'''
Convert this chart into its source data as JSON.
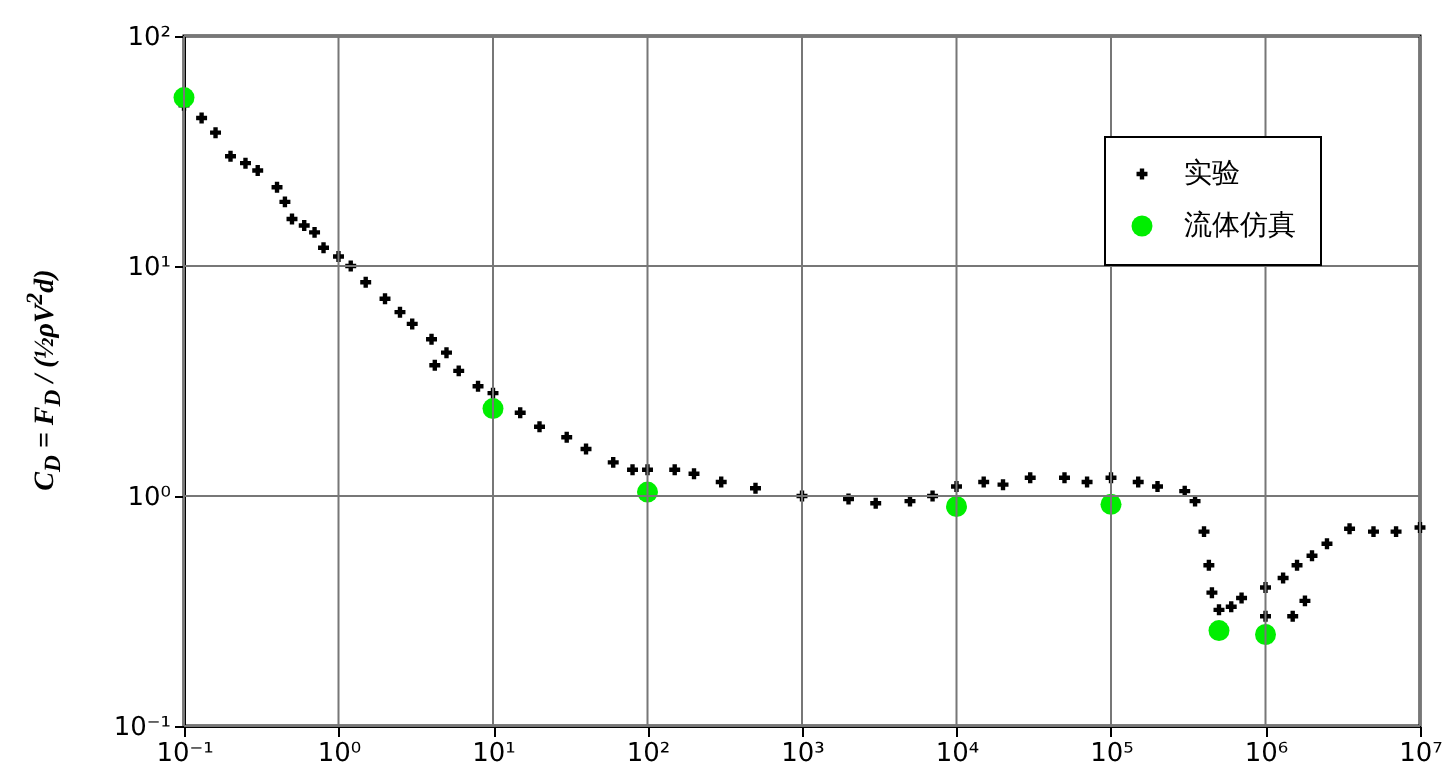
{
  "chart_data": {
    "type": "scatter",
    "ylabel": "C$_{D}$ = F$_{D}$ / (½ρV$^{2}$d)",
    "log": "xy",
    "grid": true,
    "legend": "top right",
    "xlim": [
      0.1,
      10000000
    ],
    "ylim": [
      0.1,
      100
    ],
    "xticks": [
      {
        "value": 0.1,
        "label": "10⁻¹"
      },
      {
        "value": 1,
        "label": "10⁰"
      },
      {
        "value": 10,
        "label": "10¹"
      },
      {
        "value": 100,
        "label": "10²"
      },
      {
        "value": 1000,
        "label": "10³"
      },
      {
        "value": 10000,
        "label": "10⁴"
      },
      {
        "value": 100000,
        "label": "10⁵"
      },
      {
        "value": 1000000,
        "label": "10⁶"
      },
      {
        "value": 10000000,
        "label": "10⁷"
      }
    ],
    "yticks": [
      {
        "value": 0.1,
        "label": "10⁻¹"
      },
      {
        "value": 1,
        "label": "10⁰"
      },
      {
        "value": 10,
        "label": "10¹"
      },
      {
        "value": 100,
        "label": "10²"
      }
    ],
    "series": [
      {
        "name": "实验",
        "color": "#000000",
        "marker": "cross",
        "x": [
          0.1,
          0.13,
          0.16,
          0.2,
          0.25,
          0.3,
          0.4,
          0.45,
          0.5,
          0.6,
          0.7,
          0.8,
          1,
          1.2,
          1.5,
          2,
          2.5,
          3,
          4,
          4.2,
          5,
          6,
          8,
          10,
          15,
          20,
          30,
          40,
          60,
          80,
          100,
          150,
          200,
          300,
          500,
          1000,
          2000,
          3000,
          5000,
          7000,
          10000,
          15000,
          20000,
          30000,
          50000,
          70000,
          100000,
          150000,
          200000,
          300000,
          350000,
          400000,
          430000,
          450000,
          500000,
          600000,
          700000,
          1000000,
          1300000,
          1600000,
          2000000,
          1000000,
          1500000,
          1800000,
          2500000,
          3500000,
          5000000,
          7000000,
          10000000
        ],
        "values": [
          50,
          44,
          38,
          30,
          28,
          26,
          22,
          19,
          16,
          15,
          14,
          12,
          11,
          10,
          8.5,
          7.2,
          6.3,
          5.6,
          4.8,
          3.7,
          4.2,
          3.5,
          3.0,
          2.8,
          2.3,
          2.0,
          1.8,
          1.6,
          1.4,
          1.3,
          1.3,
          1.3,
          1.25,
          1.15,
          1.08,
          1.0,
          0.97,
          0.93,
          0.95,
          1.0,
          1.1,
          1.15,
          1.12,
          1.2,
          1.2,
          1.15,
          1.2,
          1.15,
          1.1,
          1.05,
          0.95,
          0.7,
          0.5,
          0.38,
          0.32,
          0.33,
          0.36,
          0.4,
          0.44,
          0.5,
          0.55,
          0.3,
          0.3,
          0.35,
          0.62,
          0.72,
          0.7,
          0.7,
          0.73
        ]
      },
      {
        "name": "流体仿真",
        "color": "#00ee00",
        "marker": "circle",
        "x": [
          0.1,
          10,
          100,
          10000,
          100000,
          500000,
          1000000
        ],
        "values": [
          54,
          2.4,
          1.04,
          0.9,
          0.92,
          0.26,
          0.25
        ]
      }
    ]
  }
}
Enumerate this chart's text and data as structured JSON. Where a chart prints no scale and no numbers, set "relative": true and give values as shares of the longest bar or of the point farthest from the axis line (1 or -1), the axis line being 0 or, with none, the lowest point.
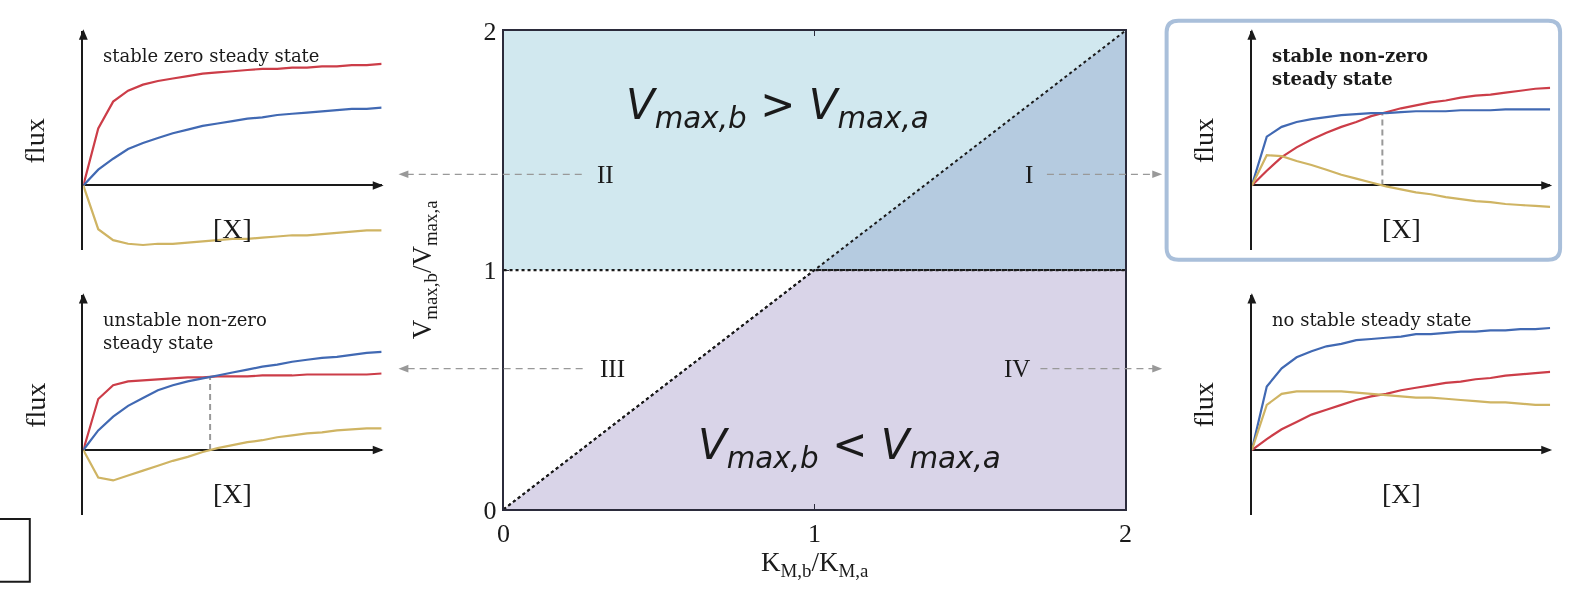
'''
**Exercise brief**
Could you repeat all of the material exactly? Pictures should not be copied.

**Solved exercise**
Convert this chart into its source data as JSON.
{
  "chart_data": {
    "type": "scatter",
    "ylabel": "C$_{D}$ = F$_{D}$ / (½ρV$^{2}$d)",
    "log": "xy",
    "grid": true,
    "legend": "top right",
    "xlim": [
      0.1,
      10000000
    ],
    "ylim": [
      0.1,
      100
    ],
    "xticks": [
      {
        "value": 0.1,
        "label": "10⁻¹"
      },
      {
        "value": 1,
        "label": "10⁰"
      },
      {
        "value": 10,
        "label": "10¹"
      },
      {
        "value": 100,
        "label": "10²"
      },
      {
        "value": 1000,
        "label": "10³"
      },
      {
        "value": 10000,
        "label": "10⁴"
      },
      {
        "value": 100000,
        "label": "10⁵"
      },
      {
        "value": 1000000,
        "label": "10⁶"
      },
      {
        "value": 10000000,
        "label": "10⁷"
      }
    ],
    "yticks": [
      {
        "value": 0.1,
        "label": "10⁻¹"
      },
      {
        "value": 1,
        "label": "10⁰"
      },
      {
        "value": 10,
        "label": "10¹"
      },
      {
        "value": 100,
        "label": "10²"
      }
    ],
    "series": [
      {
        "name": "实验",
        "color": "#000000",
        "marker": "cross",
        "x": [
          0.1,
          0.13,
          0.16,
          0.2,
          0.25,
          0.3,
          0.4,
          0.45,
          0.5,
          0.6,
          0.7,
          0.8,
          1,
          1.2,
          1.5,
          2,
          2.5,
          3,
          4,
          4.2,
          5,
          6,
          8,
          10,
          15,
          20,
          30,
          40,
          60,
          80,
          100,
          150,
          200,
          300,
          500,
          1000,
          2000,
          3000,
          5000,
          7000,
          10000,
          15000,
          20000,
          30000,
          50000,
          70000,
          100000,
          150000,
          200000,
          300000,
          350000,
          400000,
          430000,
          450000,
          500000,
          600000,
          700000,
          1000000,
          1300000,
          1600000,
          2000000,
          1000000,
          1500000,
          1800000,
          2500000,
          3500000,
          5000000,
          7000000,
          10000000
        ],
        "values": [
          50,
          44,
          38,
          30,
          28,
          26,
          22,
          19,
          16,
          15,
          14,
          12,
          11,
          10,
          8.5,
          7.2,
          6.3,
          5.6,
          4.8,
          3.7,
          4.2,
          3.5,
          3.0,
          2.8,
          2.3,
          2.0,
          1.8,
          1.6,
          1.4,
          1.3,
          1.3,
          1.3,
          1.25,
          1.15,
          1.08,
          1.0,
          0.97,
          0.93,
          0.95,
          1.0,
          1.1,
          1.15,
          1.12,
          1.2,
          1.2,
          1.15,
          1.2,
          1.15,
          1.1,
          1.05,
          0.95,
          0.7,
          0.5,
          0.38,
          0.32,
          0.33,
          0.36,
          0.4,
          0.44,
          0.5,
          0.55,
          0.3,
          0.3,
          0.35,
          0.62,
          0.72,
          0.7,
          0.7,
          0.73
        ]
      },
      {
        "name": "流体仿真",
        "color": "#00ee00",
        "marker": "circle",
        "x": [
          0.1,
          10,
          100,
          10000,
          100000,
          500000,
          1000000
        ],
        "values": [
          54,
          2.4,
          1.04,
          0.9,
          0.92,
          0.26,
          0.25
        ]
      }
    ]
  }
}
Enumerate this chart's text and data as structured JSON. Where a chart prints no scale and no numbers, set "relative": true and give values as shares of the longest bar or of the point farthest from the axis line (1 or -1), the axis line being 0 or, with none, the lowest point.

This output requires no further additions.